[Data items]
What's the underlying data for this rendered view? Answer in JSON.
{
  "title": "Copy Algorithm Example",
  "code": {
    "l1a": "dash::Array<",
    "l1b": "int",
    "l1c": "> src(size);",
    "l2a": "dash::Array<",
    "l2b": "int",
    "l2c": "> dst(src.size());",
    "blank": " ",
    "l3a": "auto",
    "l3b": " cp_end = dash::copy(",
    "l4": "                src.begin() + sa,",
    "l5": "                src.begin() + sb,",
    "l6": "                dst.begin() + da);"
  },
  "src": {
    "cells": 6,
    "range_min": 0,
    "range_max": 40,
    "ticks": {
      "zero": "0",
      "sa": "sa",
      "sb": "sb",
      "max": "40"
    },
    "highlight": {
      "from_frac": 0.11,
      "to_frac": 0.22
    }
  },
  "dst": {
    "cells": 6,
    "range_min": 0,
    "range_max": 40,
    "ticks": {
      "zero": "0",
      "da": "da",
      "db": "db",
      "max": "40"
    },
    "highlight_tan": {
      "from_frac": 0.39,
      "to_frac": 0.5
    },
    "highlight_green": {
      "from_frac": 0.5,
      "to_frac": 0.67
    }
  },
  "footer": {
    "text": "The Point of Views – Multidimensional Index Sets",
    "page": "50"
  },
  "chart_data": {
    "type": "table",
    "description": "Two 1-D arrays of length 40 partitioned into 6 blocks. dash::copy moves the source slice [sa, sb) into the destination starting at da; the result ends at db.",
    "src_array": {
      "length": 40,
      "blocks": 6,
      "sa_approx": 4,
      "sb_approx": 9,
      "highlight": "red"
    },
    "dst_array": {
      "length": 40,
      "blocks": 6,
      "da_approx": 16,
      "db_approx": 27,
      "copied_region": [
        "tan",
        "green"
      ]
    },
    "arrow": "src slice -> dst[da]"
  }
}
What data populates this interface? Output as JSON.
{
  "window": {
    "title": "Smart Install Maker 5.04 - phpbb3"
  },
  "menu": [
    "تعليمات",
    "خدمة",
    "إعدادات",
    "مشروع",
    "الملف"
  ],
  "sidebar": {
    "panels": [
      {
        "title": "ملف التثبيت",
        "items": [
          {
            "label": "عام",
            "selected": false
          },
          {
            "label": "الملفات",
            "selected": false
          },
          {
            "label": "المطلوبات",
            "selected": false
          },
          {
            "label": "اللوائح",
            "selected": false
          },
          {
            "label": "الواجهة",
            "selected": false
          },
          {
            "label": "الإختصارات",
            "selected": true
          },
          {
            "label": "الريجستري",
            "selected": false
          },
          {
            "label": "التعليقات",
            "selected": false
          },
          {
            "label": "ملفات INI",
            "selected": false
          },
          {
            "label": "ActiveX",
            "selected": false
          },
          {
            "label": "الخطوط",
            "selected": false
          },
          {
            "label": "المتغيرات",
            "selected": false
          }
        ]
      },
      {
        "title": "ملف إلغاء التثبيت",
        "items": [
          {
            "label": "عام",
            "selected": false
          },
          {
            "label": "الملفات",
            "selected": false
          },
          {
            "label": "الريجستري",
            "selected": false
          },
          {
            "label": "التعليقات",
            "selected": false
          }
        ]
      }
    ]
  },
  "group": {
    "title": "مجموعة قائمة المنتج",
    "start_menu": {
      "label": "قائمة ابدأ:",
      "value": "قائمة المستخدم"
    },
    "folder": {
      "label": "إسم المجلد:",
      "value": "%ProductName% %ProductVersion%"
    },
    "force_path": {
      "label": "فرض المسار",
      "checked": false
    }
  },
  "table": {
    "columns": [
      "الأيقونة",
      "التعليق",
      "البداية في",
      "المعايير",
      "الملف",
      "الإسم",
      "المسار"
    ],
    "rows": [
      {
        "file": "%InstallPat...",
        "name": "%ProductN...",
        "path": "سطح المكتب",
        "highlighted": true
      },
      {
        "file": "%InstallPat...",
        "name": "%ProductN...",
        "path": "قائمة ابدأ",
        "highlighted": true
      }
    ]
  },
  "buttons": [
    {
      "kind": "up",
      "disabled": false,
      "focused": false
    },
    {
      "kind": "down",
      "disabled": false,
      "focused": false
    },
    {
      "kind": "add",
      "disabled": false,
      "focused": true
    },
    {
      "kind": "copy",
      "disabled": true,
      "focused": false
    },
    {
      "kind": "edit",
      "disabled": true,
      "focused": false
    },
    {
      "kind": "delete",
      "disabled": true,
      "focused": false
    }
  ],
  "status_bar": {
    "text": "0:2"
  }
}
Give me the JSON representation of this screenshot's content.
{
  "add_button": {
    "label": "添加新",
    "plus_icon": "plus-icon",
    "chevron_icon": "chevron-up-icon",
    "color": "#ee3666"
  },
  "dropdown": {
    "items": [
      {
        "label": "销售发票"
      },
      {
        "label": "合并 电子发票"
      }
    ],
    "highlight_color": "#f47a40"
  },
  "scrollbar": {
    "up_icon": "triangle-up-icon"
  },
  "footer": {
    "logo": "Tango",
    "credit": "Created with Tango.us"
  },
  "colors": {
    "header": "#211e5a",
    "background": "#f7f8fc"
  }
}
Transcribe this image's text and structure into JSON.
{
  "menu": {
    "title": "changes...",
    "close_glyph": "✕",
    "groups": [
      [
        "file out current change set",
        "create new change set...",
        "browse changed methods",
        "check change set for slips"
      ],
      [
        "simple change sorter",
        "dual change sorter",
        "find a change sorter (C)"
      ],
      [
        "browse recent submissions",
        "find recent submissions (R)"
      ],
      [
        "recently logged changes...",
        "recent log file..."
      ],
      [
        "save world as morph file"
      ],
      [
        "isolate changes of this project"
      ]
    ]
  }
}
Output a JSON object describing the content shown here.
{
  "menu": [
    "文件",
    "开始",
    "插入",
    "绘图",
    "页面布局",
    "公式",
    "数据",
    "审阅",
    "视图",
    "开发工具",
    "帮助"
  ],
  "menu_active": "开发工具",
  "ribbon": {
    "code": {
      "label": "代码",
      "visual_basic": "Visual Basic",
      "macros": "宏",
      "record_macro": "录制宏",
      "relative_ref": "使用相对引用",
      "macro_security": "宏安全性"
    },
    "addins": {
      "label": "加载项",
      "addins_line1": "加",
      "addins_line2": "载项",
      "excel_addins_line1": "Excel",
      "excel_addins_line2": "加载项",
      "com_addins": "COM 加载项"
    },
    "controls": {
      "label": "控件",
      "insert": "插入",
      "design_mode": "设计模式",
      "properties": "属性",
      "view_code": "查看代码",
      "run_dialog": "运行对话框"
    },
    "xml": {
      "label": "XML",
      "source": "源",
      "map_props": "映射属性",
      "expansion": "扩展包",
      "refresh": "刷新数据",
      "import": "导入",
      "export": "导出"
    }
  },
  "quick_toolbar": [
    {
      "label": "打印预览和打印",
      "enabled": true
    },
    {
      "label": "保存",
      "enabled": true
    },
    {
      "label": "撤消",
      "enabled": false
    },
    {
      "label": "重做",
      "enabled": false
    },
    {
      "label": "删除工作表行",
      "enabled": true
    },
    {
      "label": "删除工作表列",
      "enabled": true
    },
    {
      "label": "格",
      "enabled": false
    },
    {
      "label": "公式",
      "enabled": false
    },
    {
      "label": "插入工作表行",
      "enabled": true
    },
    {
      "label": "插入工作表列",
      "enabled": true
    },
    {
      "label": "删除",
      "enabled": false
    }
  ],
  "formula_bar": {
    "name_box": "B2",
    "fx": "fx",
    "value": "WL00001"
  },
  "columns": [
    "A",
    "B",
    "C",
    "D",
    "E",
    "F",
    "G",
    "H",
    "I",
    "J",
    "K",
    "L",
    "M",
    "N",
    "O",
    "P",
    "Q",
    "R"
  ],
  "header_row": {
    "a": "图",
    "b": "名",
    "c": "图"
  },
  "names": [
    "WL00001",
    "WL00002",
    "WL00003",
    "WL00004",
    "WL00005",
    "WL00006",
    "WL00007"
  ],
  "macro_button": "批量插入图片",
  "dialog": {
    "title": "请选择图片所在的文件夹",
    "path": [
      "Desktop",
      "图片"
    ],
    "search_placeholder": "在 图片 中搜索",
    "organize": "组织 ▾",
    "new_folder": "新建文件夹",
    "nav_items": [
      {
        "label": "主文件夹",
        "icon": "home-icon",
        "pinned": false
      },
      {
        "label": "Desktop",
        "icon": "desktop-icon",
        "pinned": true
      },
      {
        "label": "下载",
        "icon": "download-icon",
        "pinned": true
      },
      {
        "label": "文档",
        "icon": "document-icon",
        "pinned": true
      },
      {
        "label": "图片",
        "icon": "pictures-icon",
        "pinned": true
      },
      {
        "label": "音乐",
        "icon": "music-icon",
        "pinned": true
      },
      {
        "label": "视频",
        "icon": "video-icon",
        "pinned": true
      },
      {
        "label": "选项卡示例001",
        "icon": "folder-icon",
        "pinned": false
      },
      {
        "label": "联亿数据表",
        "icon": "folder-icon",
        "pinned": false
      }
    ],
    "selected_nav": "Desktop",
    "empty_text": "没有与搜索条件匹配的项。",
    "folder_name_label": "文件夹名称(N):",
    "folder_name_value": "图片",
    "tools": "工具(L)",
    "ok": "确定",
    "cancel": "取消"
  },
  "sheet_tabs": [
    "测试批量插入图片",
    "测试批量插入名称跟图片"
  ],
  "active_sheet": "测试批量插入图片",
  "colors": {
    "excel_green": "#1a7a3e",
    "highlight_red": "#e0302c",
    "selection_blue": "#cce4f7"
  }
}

Problem description - Filter lines by "file" and return each hit.

Exercise response -
        "file": "%InstallPat...",
        "file": "%InstallPat...",
        "file out current change set",
        "recent log file..."
        "save world as morph file"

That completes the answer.